** start **
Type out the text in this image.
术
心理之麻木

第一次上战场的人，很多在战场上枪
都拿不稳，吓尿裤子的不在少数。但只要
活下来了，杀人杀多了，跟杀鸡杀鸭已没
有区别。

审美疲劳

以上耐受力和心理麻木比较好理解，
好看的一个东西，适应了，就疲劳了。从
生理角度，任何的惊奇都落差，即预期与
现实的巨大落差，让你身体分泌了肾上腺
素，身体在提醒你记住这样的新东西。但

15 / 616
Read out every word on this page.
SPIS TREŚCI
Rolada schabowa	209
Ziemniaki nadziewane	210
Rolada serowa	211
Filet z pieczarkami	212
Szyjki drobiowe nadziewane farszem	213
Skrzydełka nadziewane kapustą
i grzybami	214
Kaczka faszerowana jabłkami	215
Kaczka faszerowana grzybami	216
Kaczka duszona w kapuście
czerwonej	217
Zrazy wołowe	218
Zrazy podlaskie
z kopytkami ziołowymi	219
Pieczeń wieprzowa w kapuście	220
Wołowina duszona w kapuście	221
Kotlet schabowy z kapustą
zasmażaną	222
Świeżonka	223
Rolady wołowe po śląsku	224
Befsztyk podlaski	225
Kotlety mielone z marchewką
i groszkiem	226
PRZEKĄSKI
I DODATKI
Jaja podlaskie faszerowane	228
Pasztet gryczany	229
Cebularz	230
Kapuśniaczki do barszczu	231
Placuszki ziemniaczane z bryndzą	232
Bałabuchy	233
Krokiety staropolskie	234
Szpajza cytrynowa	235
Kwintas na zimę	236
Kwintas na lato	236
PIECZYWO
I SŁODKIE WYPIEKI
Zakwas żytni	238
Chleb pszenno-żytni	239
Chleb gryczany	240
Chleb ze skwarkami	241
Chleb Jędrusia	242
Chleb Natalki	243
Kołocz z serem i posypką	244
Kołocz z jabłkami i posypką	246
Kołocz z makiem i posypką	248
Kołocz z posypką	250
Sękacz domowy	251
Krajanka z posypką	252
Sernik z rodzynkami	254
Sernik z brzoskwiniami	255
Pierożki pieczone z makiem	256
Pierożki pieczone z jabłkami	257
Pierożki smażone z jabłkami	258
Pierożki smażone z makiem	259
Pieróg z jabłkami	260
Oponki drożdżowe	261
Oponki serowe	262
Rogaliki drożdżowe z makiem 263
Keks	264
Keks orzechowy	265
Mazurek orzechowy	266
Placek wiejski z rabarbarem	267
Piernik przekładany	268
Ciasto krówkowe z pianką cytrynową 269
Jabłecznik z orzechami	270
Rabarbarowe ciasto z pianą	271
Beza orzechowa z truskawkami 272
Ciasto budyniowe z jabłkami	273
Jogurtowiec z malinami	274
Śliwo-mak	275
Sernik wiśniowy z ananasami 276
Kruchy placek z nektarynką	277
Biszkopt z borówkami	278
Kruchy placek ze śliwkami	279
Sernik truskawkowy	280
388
** end **
__Problem statement__. Above are lines of data; state how many of them contain the word "jabłkami", with no other output.

__Answer to this problem__. 6